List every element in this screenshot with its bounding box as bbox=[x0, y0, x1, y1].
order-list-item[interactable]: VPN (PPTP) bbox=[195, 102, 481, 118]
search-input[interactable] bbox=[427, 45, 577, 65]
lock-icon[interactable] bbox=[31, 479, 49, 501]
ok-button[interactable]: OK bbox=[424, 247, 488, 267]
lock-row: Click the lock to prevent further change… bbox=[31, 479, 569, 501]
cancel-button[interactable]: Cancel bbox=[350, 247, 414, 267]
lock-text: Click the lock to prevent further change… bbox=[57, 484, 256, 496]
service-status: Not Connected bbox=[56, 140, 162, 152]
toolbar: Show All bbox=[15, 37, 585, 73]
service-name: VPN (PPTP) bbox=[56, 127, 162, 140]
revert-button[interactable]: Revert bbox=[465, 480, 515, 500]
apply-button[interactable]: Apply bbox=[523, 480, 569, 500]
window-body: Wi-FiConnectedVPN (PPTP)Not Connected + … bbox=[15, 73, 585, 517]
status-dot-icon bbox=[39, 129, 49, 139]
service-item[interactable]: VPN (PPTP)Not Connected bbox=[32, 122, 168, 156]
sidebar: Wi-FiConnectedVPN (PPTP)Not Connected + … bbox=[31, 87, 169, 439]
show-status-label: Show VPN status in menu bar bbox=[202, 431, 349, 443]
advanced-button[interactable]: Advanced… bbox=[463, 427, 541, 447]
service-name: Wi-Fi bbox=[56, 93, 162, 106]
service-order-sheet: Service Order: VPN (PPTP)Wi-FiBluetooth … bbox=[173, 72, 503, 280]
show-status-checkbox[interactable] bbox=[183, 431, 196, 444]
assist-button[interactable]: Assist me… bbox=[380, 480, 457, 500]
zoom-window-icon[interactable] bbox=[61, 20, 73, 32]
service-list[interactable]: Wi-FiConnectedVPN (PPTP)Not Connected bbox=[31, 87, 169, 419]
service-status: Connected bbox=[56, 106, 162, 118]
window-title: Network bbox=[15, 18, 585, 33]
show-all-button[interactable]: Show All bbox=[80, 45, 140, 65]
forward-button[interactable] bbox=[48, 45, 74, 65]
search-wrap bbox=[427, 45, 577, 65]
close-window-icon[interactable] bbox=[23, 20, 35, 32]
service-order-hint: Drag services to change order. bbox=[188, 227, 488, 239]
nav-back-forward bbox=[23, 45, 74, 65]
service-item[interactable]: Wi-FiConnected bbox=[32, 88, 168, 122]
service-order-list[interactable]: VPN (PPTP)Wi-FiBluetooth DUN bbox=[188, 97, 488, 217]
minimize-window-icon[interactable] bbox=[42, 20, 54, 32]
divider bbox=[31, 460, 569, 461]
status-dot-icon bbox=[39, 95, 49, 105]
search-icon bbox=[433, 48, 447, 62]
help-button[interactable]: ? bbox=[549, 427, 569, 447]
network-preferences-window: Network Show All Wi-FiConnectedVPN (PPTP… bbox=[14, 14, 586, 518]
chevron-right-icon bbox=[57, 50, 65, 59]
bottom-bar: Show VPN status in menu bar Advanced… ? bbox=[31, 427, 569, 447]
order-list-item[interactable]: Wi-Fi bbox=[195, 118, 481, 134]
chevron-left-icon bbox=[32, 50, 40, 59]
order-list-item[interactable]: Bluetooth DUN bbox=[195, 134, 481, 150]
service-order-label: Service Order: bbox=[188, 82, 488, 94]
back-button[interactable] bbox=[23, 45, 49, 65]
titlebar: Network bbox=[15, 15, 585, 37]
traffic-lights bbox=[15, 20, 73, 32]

· · · ·

### WRITTEN EXERCISE:
Please reproduce every line of the items above word for word.

### THE COMPLETED TASK:
List every element in this screenshot with its bounding box as bbox=[x0, y0, x1, y1].
order-list-item[interactable]: VPN (PPTP) bbox=[195, 102, 481, 118]
search-input[interactable] bbox=[427, 45, 577, 65]
lock-icon[interactable] bbox=[31, 479, 49, 501]
ok-button[interactable]: OK bbox=[424, 247, 488, 267]
lock-row: Click the lock to prevent further change… bbox=[31, 479, 569, 501]
cancel-button[interactable]: Cancel bbox=[350, 247, 414, 267]
lock-text: Click the lock to prevent further change… bbox=[57, 484, 256, 496]
service-status: Not Connected bbox=[56, 140, 162, 152]
toolbar: Show All bbox=[15, 37, 585, 73]
service-name: VPN (PPTP) bbox=[56, 127, 162, 140]
revert-button[interactable]: Revert bbox=[465, 480, 515, 500]
apply-button[interactable]: Apply bbox=[523, 480, 569, 500]
window-body: Wi-FiConnectedVPN (PPTP)Not Connected + … bbox=[15, 73, 585, 517]
status-dot-icon bbox=[39, 129, 49, 139]
service-item[interactable]: VPN (PPTP)Not Connected bbox=[32, 122, 168, 156]
sidebar: Wi-FiConnectedVPN (PPTP)Not Connected + … bbox=[31, 87, 169, 439]
show-status-label: Show VPN status in menu bar bbox=[202, 431, 349, 443]
advanced-button[interactable]: Advanced… bbox=[463, 427, 541, 447]
service-name: Wi-Fi bbox=[56, 93, 162, 106]
service-order-sheet: Service Order: VPN (PPTP)Wi-FiBluetooth … bbox=[173, 72, 503, 280]
show-status-checkbox[interactable] bbox=[183, 431, 196, 444]
assist-button[interactable]: Assist me… bbox=[380, 480, 457, 500]
zoom-window-icon[interactable] bbox=[61, 20, 73, 32]
service-list[interactable]: Wi-FiConnectedVPN (PPTP)Not Connected bbox=[31, 87, 169, 419]
service-status: Connected bbox=[56, 106, 162, 118]
window-title: Network bbox=[15, 18, 585, 33]
show-all-button[interactable]: Show All bbox=[80, 45, 140, 65]
forward-button[interactable] bbox=[48, 45, 74, 65]
search-wrap bbox=[427, 45, 577, 65]
close-window-icon[interactable] bbox=[23, 20, 35, 32]
service-order-hint: Drag services to change order. bbox=[188, 227, 488, 239]
nav-back-forward bbox=[23, 45, 74, 65]
service-item[interactable]: Wi-FiConnected bbox=[32, 88, 168, 122]
service-order-list[interactable]: VPN (PPTP)Wi-FiBluetooth DUN bbox=[188, 97, 488, 217]
minimize-window-icon[interactable] bbox=[42, 20, 54, 32]
divider bbox=[31, 460, 569, 461]
status-dot-icon bbox=[39, 95, 49, 105]
search-icon bbox=[433, 48, 447, 62]
help-button[interactable]: ? bbox=[549, 427, 569, 447]
network-preferences-window: Network Show All Wi-FiConnectedVPN (PPTP… bbox=[14, 14, 586, 518]
chevron-right-icon bbox=[57, 50, 65, 59]
bottom-bar: Show VPN status in menu bar Advanced… ? bbox=[31, 427, 569, 447]
order-list-item[interactable]: Wi-Fi bbox=[195, 118, 481, 134]
chevron-left-icon bbox=[32, 50, 40, 59]
order-list-item[interactable]: Bluetooth DUN bbox=[195, 134, 481, 150]
service-order-label: Service Order: bbox=[188, 82, 488, 94]
back-button[interactable] bbox=[23, 45, 49, 65]
titlebar: Network bbox=[15, 15, 585, 37]
traffic-lights bbox=[15, 20, 73, 32]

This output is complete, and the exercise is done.